- [Task instructions]:
Without skipping anything, write out each record below exactly.

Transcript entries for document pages
- - -

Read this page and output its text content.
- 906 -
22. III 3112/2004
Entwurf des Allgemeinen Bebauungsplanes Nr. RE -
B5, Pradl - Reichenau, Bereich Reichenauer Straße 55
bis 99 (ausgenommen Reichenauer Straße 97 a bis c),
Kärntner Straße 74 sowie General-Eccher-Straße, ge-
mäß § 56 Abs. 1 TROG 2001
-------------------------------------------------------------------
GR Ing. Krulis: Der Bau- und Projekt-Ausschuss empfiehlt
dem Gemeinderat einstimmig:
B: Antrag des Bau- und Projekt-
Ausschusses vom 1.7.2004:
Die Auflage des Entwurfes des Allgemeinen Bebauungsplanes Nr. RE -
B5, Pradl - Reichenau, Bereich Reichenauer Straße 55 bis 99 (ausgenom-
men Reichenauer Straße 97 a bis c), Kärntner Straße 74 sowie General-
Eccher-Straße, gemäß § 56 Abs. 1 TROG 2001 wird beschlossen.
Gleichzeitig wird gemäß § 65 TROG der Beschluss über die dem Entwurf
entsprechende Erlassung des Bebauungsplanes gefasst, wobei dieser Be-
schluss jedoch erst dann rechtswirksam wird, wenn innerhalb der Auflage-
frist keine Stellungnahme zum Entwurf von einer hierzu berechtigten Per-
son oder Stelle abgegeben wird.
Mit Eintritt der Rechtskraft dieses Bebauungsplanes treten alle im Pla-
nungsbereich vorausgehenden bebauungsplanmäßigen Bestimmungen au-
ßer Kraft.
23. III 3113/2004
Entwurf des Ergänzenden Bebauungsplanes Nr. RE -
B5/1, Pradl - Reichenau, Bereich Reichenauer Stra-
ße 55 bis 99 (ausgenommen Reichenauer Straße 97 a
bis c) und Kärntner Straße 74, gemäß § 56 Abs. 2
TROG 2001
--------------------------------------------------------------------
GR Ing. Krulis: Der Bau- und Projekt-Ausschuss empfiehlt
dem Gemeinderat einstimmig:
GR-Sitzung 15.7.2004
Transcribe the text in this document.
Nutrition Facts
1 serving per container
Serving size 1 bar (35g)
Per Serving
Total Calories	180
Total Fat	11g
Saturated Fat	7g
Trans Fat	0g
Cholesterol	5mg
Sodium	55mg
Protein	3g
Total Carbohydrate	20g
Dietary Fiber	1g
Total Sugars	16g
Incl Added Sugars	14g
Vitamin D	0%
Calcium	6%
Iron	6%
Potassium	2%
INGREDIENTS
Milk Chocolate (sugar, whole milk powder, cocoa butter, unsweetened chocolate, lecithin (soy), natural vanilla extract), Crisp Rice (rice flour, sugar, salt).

- - -

- [Solution to the exercise]:
Read this page and output its text content.
- 906 -
22. III 3112/2004
Entwurf des Allgemeinen Bebauungsplanes Nr. RE -
B5, Pradl - Reichenau, Bereich Reichenauer Straße 55
bis 99 (ausgenommen Reichenauer Straße 97 a bis c),
Kärntner Straße 74 sowie General-Eccher-Straße, ge-
mäß § 56 Abs. 1 TROG 2001
-------------------------------------------------------------------
GR Ing. Krulis: Der Bau- und Projekt-Ausschuss empfiehlt
dem Gemeinderat einstimmig:
B: Antrag des Bau- und Projekt-
Ausschusses vom 1.7.2004:
Die Auflage des Entwurfes des Allgemeinen Bebauungsplanes Nr. RE -
B5, Pradl - Reichenau, Bereich Reichenauer Straße 55 bis 99 (ausgenom-
men Reichenauer Straße 97 a bis c), Kärntner Straße 74 sowie General-
Eccher-Straße, gemäß § 56 Abs. 1 TROG 2001 wird beschlossen.
Gleichzeitig wird gemäß § 65 TROG der Beschluss über die dem Entwurf
entsprechende Erlassung des Bebauungsplanes gefasst, wobei dieser Be-
schluss jedoch erst dann rechtswirksam wird, wenn innerhalb der Auflage-
frist keine Stellungnahme zum Entwurf von einer hierzu berechtigten Per-
son oder Stelle abgegeben wird.
Mit Eintritt der Rechtskraft dieses Bebauungsplanes treten alle im Pla-
nungsbereich vorausgehenden bebauungsplanmäßigen Bestimmungen au-
ßer Kraft.
23. III 3113/2004
Entwurf des Ergänzenden Bebauungsplanes Nr. RE -
B5/1, Pradl - Reichenau, Bereich Reichenauer Stra-
ße 55 bis 99 (ausgenommen Reichenauer Straße 97 a
bis c) und Kärntner Straße 74, gemäß § 56 Abs. 2
TROG 2001
--------------------------------------------------------------------
GR Ing. Krulis: Der Bau- und Projekt-Ausschuss empfiehlt
dem Gemeinderat einstimmig:
GR-Sitzung 15.7.2004
Transcribe the text in this document.
Nutrition Facts
1 serving per container
Serving size 1 bar (35g)
Per Serving
Total Calories	180
Total Fat	11g
Saturated Fat	7g
Trans Fat	0g
Cholesterol	5mg
Sodium	55mg
Protein	3g
Total Carbohydrate	20g
Dietary Fiber	1g
Total Sugars	16g
Incl Added Sugars	14g
Vitamin D	0%
Calcium	6%
Iron	6%
Potassium	2%
INGREDIENTS
Milk Chocolate (sugar, whole milk powder, cocoa butter, unsweetened chocolate, lecithin (soy), natural vanilla extract), Crisp Rice (rice flour, sugar, salt).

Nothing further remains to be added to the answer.